• _RECORDS TO PROCESS_
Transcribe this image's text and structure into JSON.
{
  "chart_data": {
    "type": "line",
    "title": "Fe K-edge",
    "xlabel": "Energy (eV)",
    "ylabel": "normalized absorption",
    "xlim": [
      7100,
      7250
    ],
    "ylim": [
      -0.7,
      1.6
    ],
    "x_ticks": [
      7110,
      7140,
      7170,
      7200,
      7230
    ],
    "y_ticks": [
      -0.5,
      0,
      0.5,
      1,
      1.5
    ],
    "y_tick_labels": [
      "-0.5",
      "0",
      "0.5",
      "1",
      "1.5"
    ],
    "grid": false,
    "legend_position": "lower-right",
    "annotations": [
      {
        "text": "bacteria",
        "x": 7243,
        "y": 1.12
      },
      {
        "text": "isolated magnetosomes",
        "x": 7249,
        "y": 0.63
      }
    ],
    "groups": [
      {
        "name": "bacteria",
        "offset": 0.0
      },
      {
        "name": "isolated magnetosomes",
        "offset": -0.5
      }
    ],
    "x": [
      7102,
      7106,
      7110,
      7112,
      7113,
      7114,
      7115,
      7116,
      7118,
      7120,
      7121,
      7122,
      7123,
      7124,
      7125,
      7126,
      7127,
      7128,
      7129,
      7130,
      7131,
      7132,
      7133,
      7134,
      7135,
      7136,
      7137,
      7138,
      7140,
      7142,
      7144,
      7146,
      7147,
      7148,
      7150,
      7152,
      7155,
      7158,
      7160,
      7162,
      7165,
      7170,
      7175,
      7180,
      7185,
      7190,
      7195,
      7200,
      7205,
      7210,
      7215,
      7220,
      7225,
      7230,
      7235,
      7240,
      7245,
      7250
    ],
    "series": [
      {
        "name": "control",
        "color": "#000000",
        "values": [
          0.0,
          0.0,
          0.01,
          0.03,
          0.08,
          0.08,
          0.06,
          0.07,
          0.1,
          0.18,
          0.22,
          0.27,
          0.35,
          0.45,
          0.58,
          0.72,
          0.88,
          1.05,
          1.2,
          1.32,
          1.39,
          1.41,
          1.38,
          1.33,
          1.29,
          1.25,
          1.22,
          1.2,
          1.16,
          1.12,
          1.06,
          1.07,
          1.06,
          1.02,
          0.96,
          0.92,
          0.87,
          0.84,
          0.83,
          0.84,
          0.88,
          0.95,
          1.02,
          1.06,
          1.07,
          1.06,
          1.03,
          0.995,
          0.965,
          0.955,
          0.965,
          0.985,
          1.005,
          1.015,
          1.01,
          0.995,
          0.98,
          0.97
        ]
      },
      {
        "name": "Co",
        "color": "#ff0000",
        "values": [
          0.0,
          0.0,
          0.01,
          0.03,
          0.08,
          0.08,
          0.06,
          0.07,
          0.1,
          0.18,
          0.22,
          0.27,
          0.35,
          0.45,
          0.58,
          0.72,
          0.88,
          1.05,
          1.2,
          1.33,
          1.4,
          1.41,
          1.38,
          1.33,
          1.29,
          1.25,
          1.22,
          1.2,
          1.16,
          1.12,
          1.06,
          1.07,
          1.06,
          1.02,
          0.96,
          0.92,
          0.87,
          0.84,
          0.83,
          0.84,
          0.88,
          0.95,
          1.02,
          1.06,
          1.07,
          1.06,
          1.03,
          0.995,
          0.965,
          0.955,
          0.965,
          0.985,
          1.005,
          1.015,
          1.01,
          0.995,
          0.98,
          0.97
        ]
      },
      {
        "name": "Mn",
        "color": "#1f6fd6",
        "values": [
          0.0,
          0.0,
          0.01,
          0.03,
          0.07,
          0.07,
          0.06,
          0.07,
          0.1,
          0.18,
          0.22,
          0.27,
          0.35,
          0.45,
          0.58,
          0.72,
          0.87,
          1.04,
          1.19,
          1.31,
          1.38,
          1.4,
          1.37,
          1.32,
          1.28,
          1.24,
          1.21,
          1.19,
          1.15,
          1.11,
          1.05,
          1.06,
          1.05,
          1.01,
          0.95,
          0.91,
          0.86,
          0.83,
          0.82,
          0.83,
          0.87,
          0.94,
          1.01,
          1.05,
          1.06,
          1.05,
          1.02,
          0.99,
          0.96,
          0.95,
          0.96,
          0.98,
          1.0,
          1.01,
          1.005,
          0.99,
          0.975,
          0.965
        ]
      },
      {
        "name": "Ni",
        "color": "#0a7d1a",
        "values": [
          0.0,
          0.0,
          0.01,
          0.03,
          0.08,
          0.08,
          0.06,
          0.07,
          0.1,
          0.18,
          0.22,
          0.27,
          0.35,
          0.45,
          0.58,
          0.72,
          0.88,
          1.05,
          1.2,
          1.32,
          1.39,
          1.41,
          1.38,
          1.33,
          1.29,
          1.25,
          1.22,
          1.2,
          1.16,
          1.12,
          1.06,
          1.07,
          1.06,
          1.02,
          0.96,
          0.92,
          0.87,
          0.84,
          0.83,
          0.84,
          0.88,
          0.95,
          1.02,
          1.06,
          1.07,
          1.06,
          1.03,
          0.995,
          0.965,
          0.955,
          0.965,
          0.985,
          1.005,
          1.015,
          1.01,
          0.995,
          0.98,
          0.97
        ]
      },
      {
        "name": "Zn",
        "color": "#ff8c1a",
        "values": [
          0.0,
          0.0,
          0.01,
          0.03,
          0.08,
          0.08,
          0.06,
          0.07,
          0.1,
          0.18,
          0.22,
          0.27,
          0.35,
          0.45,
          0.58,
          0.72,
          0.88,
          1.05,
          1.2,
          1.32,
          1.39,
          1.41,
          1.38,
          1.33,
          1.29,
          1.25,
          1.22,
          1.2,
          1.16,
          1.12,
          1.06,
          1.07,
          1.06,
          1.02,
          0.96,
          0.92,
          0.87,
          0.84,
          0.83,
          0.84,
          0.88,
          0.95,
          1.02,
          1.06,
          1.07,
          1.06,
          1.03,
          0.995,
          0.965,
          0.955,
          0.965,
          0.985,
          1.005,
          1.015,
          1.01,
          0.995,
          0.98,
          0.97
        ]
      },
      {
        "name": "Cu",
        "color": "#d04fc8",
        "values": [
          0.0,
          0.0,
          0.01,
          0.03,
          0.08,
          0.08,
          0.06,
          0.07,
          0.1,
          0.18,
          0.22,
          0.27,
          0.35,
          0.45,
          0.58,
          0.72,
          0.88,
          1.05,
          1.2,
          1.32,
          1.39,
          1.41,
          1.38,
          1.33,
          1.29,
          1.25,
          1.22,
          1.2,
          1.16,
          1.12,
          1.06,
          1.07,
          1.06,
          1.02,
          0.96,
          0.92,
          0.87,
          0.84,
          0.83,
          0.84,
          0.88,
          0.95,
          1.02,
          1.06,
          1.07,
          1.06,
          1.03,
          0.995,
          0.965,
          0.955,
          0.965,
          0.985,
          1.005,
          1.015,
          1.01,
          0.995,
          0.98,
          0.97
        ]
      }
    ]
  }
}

• _PROMPT_
Only lines that include "color" belong in the answer; return them from the entries above.

• _RESULT FOR THIS EXERCISE_
        "color": "#000000",
        "color": "#ff0000",
        "color": "#1f6fd6",
        "color": "#0a7d1a",
        "color": "#ff8c1a",
        "color": "#d04fc8",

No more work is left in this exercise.